▶ Short task: State how many lines in the records hold the word "ffffff", giving the number and no other text.

▶ Data listing:
Start
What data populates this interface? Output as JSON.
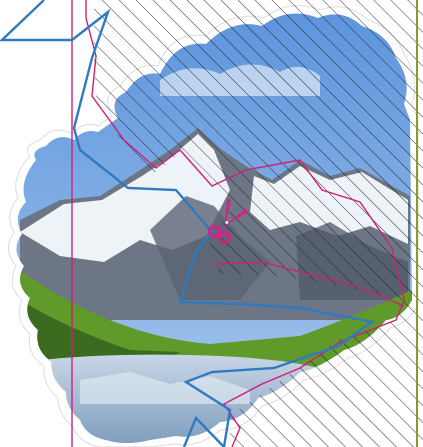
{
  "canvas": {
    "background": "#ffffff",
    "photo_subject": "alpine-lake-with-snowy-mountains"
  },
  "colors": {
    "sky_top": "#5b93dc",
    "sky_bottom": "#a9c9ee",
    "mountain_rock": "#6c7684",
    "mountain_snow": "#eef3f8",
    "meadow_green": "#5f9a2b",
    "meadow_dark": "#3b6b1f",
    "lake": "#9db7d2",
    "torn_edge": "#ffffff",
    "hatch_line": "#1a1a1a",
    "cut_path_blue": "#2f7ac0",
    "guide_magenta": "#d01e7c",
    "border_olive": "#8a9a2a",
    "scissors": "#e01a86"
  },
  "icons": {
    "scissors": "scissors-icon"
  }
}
End
Start
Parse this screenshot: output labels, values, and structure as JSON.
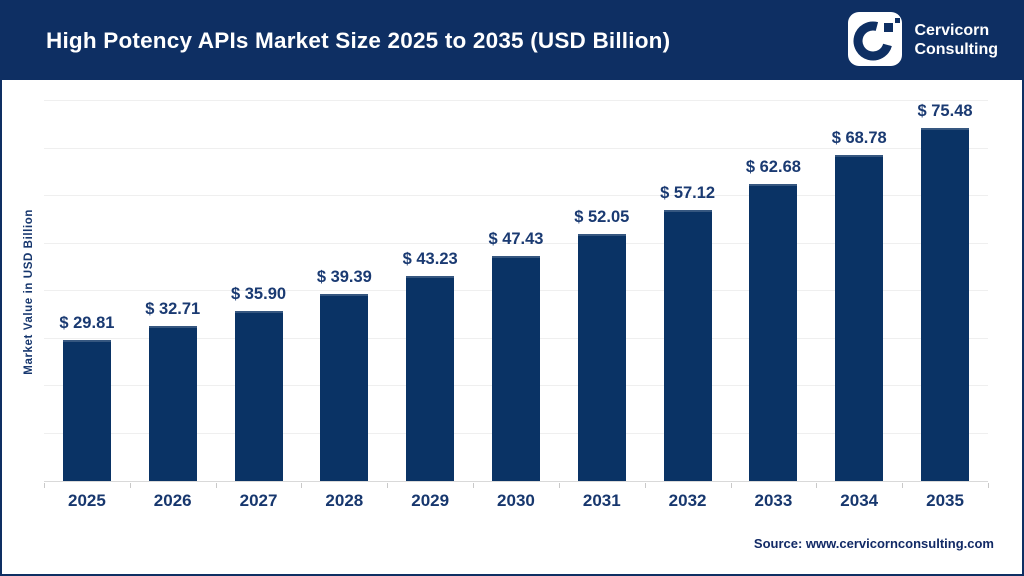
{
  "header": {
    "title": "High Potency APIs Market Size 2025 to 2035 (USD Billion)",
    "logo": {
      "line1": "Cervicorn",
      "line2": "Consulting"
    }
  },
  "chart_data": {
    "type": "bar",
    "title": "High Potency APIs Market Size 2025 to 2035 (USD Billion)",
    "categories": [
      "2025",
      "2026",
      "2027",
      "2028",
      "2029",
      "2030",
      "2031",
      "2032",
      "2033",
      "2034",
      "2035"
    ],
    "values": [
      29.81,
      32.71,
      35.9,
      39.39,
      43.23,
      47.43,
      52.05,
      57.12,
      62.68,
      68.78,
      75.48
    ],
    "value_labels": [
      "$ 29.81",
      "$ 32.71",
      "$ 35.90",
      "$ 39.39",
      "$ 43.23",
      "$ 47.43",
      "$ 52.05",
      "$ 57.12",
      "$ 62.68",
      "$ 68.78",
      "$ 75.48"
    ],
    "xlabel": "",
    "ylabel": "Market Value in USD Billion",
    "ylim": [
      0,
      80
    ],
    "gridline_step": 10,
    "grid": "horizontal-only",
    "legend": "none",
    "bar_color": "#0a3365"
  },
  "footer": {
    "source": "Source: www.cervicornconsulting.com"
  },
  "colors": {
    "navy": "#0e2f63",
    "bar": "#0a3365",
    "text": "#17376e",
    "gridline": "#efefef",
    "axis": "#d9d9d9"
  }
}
End
Start
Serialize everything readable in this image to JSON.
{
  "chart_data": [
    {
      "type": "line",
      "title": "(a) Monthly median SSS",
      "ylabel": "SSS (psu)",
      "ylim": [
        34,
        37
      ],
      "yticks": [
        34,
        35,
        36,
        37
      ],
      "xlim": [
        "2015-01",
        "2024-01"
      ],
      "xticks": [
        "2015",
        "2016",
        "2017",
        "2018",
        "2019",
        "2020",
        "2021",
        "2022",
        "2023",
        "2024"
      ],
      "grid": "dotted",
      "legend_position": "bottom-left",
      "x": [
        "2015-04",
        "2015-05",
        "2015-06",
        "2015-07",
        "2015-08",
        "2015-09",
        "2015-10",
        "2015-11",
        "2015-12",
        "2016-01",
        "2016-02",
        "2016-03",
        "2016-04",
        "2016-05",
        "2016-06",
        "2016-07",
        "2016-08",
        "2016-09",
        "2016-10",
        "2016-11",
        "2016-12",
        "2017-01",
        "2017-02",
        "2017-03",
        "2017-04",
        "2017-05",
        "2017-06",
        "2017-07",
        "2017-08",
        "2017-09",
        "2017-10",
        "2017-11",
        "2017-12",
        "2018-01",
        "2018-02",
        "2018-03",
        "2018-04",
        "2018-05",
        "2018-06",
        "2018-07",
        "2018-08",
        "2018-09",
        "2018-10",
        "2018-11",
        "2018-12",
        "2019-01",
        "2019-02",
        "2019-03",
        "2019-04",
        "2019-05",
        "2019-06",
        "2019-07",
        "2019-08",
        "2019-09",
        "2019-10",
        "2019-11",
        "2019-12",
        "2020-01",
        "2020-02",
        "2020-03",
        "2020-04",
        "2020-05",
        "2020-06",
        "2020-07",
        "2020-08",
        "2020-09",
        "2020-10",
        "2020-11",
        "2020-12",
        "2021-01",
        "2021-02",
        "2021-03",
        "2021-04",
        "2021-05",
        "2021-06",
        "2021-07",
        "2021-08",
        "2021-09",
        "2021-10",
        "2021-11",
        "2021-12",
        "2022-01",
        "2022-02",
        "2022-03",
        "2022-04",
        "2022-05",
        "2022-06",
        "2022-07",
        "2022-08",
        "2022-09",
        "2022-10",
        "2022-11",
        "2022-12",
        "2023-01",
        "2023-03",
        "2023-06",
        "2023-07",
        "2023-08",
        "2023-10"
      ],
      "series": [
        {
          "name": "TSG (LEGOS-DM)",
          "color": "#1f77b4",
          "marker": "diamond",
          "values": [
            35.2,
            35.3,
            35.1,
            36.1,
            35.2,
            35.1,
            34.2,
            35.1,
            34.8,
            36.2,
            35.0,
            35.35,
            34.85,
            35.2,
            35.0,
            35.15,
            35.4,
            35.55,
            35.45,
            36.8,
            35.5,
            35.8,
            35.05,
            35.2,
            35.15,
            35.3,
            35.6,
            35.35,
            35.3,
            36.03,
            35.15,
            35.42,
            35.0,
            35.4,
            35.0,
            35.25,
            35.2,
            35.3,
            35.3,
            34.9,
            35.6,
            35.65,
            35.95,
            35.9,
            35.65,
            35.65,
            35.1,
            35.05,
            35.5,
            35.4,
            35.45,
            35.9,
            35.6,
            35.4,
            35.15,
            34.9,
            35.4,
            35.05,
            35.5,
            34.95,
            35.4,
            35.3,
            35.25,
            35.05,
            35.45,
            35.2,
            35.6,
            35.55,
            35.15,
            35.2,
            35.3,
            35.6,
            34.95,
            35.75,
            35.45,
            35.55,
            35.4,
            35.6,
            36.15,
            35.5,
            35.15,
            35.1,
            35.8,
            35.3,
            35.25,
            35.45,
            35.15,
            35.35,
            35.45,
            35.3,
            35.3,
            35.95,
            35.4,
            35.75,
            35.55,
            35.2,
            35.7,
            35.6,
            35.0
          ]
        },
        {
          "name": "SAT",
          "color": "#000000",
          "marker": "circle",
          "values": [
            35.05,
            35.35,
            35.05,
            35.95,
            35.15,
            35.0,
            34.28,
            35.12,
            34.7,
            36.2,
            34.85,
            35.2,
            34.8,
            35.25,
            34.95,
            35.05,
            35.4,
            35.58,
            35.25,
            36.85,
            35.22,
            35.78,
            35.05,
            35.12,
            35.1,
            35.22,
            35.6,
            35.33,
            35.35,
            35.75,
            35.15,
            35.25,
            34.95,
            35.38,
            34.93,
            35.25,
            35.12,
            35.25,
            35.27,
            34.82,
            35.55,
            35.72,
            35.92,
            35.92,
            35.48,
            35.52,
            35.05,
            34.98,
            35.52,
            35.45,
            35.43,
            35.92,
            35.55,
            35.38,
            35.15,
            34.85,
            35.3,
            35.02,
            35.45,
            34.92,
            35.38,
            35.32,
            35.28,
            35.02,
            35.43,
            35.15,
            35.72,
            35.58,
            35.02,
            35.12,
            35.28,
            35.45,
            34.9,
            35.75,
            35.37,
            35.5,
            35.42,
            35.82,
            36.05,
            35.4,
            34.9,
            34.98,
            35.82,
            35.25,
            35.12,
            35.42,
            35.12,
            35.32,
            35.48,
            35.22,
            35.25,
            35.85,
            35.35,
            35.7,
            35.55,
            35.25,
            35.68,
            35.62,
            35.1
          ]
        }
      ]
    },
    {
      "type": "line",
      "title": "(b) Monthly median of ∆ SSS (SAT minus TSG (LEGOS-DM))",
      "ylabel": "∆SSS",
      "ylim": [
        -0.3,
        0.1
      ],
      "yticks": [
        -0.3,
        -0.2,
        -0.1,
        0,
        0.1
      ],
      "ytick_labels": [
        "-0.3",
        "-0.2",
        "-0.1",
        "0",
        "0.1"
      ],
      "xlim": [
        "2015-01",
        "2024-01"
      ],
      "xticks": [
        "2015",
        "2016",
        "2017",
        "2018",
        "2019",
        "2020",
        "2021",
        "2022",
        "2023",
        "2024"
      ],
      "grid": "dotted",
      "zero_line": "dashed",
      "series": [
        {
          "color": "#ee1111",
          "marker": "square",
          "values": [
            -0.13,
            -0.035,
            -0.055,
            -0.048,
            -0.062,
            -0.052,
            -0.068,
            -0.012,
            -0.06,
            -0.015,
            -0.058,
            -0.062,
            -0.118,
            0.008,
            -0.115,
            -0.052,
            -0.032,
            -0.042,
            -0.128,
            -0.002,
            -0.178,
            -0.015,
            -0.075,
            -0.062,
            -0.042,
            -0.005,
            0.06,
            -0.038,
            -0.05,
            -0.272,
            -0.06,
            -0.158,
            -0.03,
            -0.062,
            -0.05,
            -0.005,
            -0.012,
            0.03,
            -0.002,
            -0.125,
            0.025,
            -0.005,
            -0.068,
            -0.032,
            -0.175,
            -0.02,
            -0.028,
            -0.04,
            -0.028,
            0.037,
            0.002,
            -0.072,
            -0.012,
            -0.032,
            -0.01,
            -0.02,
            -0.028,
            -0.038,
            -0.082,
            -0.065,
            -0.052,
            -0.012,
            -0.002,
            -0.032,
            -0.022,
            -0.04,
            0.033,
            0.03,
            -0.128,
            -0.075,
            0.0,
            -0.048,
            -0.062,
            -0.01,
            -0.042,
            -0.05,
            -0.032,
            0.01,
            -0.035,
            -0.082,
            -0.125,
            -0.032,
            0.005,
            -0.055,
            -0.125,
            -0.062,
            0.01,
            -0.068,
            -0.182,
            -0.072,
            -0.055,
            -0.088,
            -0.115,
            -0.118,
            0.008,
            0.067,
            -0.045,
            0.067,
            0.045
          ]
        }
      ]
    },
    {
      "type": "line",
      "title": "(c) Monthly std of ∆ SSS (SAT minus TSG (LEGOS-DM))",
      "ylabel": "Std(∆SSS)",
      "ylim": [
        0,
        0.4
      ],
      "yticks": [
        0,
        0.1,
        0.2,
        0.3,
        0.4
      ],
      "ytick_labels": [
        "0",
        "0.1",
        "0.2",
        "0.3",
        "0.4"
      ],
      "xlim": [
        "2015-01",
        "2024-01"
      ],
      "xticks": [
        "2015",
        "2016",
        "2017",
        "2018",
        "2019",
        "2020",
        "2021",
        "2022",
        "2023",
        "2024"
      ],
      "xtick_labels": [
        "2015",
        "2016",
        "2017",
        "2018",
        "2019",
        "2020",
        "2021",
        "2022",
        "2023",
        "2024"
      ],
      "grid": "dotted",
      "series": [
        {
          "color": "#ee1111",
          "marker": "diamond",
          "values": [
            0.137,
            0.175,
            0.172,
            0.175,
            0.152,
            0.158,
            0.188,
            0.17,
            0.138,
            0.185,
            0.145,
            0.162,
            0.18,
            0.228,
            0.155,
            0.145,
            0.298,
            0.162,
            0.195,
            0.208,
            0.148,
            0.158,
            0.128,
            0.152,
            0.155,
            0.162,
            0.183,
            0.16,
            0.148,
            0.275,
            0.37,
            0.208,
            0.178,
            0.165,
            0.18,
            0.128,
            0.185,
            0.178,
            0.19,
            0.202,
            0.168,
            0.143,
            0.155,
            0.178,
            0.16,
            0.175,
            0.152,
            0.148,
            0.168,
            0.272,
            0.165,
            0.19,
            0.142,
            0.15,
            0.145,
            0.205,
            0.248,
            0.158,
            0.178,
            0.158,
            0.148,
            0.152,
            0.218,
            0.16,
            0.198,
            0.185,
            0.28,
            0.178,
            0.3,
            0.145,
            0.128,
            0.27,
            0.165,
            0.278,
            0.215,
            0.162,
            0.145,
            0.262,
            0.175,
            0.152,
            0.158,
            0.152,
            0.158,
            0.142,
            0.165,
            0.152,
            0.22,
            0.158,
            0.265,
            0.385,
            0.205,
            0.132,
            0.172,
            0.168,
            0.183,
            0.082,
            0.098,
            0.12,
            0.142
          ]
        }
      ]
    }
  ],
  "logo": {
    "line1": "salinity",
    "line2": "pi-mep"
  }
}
End
▶ Solution to this problem: 2